▶ **Prompt**
List each line holding the string "from".

Stored dataset items
━━━━━━━━

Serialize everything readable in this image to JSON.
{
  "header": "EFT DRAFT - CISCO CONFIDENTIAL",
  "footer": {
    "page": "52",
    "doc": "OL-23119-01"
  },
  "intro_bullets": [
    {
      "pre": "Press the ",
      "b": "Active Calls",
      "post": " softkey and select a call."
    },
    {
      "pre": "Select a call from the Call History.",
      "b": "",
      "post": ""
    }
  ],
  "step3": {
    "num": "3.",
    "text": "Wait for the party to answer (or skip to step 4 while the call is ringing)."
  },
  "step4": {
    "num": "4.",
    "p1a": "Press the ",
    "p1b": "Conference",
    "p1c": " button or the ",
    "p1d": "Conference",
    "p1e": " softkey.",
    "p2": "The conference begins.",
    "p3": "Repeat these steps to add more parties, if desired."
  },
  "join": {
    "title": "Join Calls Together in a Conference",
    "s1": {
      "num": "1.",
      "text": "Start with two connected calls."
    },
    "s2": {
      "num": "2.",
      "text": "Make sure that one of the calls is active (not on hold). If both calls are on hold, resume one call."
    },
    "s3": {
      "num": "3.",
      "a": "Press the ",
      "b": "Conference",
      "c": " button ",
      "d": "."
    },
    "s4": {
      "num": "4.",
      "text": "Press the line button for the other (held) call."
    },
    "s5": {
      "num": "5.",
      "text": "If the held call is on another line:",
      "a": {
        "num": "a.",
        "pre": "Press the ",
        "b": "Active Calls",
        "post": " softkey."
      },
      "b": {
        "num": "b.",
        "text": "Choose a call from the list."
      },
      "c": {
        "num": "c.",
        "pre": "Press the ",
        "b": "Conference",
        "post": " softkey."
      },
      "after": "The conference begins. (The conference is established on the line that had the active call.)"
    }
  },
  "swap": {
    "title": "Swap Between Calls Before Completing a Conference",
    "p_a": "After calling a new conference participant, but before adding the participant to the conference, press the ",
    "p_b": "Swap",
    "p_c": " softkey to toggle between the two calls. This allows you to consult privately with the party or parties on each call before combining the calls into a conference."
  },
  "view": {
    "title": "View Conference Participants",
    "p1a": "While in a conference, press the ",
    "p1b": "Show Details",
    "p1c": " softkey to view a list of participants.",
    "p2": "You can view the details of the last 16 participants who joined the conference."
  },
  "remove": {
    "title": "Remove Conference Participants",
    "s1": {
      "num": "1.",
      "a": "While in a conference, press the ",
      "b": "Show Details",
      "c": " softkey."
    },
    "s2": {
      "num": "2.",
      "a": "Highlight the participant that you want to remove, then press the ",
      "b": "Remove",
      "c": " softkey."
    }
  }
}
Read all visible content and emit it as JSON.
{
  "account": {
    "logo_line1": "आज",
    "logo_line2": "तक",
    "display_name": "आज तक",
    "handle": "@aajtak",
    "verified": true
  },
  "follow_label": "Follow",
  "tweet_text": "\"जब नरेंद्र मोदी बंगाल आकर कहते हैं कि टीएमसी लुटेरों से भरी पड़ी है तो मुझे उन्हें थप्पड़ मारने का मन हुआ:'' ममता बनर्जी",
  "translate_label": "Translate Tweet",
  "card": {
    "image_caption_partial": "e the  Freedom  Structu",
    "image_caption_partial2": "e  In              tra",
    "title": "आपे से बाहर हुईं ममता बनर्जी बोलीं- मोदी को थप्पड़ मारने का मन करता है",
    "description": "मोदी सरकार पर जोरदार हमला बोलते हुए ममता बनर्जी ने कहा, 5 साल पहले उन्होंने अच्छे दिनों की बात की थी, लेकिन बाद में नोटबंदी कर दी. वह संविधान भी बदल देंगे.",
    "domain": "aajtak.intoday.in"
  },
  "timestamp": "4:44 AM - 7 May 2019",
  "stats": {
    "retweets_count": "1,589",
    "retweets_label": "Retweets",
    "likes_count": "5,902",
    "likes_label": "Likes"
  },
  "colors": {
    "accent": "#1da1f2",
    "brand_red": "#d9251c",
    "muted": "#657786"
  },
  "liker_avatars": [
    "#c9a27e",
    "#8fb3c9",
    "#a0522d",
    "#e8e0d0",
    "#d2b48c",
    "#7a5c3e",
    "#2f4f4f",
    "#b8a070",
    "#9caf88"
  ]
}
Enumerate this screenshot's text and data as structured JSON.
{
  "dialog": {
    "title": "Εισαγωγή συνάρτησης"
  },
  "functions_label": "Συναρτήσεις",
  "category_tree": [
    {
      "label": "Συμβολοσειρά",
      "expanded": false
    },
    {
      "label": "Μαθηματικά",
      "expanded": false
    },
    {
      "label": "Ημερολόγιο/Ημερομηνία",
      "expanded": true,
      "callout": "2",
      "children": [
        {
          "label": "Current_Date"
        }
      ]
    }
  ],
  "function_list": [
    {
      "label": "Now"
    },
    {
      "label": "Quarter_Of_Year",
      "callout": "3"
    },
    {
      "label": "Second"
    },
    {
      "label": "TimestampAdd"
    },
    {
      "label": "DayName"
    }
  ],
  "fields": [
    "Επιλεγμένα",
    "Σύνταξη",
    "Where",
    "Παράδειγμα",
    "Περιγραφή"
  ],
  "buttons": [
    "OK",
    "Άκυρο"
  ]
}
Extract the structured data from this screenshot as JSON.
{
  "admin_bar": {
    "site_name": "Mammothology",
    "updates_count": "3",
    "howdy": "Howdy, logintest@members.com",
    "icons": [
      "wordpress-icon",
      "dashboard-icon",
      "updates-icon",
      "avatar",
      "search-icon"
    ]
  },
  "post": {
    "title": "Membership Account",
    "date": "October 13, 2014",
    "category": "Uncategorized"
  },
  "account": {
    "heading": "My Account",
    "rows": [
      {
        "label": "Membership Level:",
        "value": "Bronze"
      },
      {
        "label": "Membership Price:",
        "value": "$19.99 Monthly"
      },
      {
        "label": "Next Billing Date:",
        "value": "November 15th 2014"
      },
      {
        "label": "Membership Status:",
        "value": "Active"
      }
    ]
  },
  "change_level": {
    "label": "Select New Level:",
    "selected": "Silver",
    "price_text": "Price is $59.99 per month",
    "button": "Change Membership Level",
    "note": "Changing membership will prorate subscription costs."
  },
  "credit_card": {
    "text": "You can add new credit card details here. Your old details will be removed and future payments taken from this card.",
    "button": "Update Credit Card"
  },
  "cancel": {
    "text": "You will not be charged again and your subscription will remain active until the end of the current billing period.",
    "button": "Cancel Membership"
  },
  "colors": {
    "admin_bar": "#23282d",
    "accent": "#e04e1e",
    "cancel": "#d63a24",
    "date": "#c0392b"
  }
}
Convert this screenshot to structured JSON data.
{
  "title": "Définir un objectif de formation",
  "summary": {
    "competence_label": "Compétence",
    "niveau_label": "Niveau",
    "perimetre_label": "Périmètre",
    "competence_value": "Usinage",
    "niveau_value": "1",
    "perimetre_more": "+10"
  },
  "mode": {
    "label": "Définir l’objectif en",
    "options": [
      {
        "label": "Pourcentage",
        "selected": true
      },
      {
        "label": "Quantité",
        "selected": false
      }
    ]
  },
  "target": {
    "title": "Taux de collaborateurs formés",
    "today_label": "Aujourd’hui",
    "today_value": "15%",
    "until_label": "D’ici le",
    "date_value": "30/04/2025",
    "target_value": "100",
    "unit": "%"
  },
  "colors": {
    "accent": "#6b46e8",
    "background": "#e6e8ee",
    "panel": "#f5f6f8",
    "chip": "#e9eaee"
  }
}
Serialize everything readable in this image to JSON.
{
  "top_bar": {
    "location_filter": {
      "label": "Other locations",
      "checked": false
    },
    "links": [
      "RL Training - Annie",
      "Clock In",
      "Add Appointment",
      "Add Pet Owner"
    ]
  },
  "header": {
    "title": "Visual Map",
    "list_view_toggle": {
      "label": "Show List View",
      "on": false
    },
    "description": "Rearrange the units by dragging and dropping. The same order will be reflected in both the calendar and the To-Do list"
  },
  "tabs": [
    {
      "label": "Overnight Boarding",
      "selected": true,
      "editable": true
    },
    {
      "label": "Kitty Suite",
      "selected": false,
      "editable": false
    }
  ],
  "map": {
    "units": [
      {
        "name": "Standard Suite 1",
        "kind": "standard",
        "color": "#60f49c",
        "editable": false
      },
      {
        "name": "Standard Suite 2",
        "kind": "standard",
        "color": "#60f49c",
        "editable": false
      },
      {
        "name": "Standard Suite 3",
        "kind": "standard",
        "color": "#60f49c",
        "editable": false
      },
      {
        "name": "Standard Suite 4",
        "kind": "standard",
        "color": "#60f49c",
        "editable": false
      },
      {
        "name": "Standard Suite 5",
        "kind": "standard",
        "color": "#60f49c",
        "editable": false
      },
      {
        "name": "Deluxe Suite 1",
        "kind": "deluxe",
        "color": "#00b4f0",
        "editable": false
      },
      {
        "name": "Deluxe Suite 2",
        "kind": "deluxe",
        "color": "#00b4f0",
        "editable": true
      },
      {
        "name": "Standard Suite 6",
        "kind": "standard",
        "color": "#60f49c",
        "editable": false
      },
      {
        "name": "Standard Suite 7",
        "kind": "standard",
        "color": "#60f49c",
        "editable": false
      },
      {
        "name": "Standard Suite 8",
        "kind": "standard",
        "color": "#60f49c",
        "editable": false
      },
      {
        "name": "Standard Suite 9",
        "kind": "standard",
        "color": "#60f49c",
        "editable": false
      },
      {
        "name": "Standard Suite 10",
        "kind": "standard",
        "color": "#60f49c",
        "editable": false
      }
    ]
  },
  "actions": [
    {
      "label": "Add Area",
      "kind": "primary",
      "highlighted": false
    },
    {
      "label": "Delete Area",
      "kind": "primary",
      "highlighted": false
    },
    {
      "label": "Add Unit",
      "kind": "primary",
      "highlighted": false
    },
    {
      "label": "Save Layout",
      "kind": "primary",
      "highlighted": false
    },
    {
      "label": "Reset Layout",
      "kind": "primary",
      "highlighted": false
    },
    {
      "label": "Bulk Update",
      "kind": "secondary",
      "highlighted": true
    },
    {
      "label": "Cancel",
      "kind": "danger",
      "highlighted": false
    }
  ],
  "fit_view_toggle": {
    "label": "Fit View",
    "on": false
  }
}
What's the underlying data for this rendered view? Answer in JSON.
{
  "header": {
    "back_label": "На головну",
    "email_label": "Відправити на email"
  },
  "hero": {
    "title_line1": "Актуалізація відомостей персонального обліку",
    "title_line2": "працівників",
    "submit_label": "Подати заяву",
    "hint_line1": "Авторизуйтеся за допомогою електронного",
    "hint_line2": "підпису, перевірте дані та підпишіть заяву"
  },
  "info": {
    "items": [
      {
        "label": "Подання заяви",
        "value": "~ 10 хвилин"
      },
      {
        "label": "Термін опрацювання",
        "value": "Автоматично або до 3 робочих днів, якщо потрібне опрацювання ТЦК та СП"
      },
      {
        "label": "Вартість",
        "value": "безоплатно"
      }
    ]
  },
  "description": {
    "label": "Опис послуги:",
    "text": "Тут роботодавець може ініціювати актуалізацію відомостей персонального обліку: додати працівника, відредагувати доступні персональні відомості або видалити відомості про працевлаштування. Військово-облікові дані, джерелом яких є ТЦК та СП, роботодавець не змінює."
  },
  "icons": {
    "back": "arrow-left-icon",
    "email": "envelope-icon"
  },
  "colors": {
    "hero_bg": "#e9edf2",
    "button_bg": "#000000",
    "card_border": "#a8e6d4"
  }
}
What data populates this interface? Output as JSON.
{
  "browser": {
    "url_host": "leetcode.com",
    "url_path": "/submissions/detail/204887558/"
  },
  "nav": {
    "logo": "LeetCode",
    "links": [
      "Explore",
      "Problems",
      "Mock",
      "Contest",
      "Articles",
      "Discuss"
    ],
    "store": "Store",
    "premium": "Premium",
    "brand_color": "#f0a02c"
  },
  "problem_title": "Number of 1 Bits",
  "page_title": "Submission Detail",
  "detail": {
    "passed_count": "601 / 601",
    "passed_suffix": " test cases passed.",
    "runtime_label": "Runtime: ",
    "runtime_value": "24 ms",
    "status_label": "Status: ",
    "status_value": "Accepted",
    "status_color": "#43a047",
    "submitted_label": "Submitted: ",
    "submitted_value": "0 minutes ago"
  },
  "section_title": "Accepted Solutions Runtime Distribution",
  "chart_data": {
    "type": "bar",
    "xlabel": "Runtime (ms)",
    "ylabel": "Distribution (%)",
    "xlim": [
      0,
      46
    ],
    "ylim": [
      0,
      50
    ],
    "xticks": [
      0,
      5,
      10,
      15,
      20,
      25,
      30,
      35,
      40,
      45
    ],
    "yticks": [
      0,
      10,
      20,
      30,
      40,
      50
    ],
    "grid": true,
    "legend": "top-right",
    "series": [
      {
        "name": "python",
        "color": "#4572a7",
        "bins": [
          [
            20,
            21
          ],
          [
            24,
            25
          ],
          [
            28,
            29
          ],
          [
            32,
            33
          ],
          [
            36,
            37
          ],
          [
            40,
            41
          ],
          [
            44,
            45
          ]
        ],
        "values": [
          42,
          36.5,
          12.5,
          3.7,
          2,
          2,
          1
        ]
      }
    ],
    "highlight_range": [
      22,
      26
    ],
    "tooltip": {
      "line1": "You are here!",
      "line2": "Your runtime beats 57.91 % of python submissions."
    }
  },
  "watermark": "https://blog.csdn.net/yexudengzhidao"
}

━━━━━━━━

▶ **Answer to the problem**
      "pre": "Select a call from the Call History.",
        "text": "Choose a call from the list."
Extract the structured data from this screenshot as JSON.
    "text": "You can add new credit card details here. Your old details will be removed and future payments taken from this card.",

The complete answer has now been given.